▶ [The problem]
Check each line for the string "Mooring". Give only the count of lines that have it.
**** Source data ****
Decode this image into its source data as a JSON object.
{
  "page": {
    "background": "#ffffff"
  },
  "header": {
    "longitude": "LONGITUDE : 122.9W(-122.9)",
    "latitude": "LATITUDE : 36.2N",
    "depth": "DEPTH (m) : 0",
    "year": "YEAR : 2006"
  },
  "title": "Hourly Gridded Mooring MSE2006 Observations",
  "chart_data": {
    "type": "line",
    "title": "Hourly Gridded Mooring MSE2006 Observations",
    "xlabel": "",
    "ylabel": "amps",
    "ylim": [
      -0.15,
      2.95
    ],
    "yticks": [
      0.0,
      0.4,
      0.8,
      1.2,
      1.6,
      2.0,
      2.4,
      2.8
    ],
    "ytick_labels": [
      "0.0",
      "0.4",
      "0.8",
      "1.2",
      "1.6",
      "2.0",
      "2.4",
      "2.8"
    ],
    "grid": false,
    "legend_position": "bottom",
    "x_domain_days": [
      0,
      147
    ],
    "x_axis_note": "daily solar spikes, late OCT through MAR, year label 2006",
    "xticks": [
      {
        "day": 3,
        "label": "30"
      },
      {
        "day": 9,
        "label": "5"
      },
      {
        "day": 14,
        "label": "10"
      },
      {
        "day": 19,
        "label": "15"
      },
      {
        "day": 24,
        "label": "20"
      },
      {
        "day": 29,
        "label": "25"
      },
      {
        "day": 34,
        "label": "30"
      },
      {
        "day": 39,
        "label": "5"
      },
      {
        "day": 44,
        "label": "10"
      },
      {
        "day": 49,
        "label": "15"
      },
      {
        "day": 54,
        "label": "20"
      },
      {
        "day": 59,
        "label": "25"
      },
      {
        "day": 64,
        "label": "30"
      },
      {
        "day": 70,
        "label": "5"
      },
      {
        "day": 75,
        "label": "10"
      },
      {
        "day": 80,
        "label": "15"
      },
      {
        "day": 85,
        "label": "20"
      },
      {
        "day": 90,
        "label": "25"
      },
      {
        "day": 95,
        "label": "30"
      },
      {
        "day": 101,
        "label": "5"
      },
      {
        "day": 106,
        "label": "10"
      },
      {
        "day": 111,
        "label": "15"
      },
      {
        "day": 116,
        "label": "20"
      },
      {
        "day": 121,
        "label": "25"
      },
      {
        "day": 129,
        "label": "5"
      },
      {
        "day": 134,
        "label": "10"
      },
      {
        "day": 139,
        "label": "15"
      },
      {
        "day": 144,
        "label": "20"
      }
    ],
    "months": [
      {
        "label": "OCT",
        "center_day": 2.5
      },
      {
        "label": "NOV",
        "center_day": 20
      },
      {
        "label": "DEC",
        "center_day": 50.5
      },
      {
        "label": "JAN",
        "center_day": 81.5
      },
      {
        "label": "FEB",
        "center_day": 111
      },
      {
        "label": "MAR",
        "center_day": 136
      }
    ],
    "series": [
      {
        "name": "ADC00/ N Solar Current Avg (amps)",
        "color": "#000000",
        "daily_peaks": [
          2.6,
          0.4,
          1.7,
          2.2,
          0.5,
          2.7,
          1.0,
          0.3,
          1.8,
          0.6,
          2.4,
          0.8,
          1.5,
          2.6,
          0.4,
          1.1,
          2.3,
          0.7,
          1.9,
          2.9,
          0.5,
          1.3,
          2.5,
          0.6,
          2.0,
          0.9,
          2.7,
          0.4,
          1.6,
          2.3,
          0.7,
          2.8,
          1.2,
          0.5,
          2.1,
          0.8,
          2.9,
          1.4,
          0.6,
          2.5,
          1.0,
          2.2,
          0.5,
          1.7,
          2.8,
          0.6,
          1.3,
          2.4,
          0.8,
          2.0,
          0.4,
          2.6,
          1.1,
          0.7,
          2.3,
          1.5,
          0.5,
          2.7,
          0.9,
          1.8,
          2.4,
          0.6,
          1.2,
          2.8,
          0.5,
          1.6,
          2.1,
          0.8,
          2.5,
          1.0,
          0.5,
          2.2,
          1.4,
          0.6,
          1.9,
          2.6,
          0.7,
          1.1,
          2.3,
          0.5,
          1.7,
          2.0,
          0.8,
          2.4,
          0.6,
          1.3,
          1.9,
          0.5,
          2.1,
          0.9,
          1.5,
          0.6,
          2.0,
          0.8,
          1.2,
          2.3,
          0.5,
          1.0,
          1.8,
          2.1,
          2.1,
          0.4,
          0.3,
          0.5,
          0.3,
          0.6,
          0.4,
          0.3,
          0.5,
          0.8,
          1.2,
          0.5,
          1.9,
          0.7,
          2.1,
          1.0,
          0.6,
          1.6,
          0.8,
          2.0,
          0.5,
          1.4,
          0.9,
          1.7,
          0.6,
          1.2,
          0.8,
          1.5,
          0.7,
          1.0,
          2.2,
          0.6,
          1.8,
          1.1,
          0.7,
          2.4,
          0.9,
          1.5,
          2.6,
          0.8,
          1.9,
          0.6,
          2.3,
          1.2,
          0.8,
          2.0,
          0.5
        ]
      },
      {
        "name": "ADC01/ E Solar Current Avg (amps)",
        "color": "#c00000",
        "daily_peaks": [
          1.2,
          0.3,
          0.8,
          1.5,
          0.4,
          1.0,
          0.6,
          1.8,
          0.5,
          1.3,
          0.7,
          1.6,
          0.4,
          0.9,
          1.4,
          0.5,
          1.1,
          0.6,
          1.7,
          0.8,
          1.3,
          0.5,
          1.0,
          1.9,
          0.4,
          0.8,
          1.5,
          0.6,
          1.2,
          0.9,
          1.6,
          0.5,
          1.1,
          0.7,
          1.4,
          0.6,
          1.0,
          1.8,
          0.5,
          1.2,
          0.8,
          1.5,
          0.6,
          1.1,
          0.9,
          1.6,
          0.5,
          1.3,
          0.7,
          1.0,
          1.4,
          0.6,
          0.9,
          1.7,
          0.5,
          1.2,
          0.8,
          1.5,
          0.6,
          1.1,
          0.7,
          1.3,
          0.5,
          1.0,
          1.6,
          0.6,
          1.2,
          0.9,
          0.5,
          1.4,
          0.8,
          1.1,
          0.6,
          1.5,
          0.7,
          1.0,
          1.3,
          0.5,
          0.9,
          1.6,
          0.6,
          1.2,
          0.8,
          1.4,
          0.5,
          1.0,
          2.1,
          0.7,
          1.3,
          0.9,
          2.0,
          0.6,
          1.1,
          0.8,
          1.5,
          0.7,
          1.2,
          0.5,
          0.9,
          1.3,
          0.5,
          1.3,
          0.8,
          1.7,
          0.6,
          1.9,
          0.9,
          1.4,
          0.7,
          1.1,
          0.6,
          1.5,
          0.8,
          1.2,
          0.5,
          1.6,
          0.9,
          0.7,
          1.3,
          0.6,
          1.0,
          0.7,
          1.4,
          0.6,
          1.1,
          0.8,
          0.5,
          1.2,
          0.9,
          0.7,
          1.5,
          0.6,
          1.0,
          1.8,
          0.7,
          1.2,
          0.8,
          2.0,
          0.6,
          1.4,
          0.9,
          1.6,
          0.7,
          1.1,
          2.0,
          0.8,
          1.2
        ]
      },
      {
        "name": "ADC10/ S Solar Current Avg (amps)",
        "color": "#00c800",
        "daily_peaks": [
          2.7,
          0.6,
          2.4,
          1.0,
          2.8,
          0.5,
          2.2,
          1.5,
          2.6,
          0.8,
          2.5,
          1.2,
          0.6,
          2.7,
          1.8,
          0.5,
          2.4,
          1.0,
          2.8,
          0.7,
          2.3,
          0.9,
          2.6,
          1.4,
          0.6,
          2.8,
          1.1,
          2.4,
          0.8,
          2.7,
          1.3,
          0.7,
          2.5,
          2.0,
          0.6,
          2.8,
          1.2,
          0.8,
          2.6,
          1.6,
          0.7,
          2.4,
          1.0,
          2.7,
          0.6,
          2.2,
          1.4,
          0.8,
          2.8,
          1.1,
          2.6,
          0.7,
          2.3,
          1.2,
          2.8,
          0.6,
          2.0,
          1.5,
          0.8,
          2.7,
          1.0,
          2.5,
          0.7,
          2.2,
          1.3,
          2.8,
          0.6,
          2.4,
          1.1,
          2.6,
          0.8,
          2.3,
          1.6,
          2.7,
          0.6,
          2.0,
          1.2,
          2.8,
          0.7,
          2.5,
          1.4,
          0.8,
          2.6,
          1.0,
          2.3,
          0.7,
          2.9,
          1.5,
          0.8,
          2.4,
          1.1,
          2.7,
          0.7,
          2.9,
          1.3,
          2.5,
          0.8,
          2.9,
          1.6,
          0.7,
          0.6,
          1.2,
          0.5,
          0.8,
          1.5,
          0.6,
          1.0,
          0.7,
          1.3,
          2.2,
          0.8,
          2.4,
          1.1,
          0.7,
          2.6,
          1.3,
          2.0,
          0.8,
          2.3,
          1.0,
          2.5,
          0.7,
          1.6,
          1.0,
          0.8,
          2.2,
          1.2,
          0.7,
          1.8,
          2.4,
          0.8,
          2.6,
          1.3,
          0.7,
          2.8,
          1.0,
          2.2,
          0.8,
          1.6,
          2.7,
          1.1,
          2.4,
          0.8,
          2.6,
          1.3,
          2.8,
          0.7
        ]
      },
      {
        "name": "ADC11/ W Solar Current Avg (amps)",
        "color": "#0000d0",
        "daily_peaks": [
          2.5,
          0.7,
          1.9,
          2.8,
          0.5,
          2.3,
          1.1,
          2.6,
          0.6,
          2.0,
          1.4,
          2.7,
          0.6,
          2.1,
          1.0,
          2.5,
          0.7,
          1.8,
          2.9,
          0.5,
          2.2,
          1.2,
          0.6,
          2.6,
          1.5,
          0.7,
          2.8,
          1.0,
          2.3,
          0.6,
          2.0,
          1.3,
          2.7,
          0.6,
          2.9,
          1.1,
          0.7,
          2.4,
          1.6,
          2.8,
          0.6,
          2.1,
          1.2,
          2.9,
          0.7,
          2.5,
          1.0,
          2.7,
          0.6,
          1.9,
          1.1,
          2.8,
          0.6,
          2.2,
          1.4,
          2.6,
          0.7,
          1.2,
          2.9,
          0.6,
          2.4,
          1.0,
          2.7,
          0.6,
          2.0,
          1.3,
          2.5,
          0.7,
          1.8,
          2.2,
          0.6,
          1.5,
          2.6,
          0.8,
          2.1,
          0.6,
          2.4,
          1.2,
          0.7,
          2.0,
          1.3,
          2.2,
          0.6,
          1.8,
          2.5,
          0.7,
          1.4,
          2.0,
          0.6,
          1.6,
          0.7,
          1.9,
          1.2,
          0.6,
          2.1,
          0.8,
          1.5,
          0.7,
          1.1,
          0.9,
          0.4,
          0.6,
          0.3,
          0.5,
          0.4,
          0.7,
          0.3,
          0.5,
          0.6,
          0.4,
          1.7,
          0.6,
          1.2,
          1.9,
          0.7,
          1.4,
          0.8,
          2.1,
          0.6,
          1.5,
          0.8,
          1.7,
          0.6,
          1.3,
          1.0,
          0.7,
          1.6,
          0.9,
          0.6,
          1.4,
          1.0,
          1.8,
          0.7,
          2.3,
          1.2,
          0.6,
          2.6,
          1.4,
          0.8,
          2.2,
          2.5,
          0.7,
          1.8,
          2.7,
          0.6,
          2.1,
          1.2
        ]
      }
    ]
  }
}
****
▶ [Expected output]
2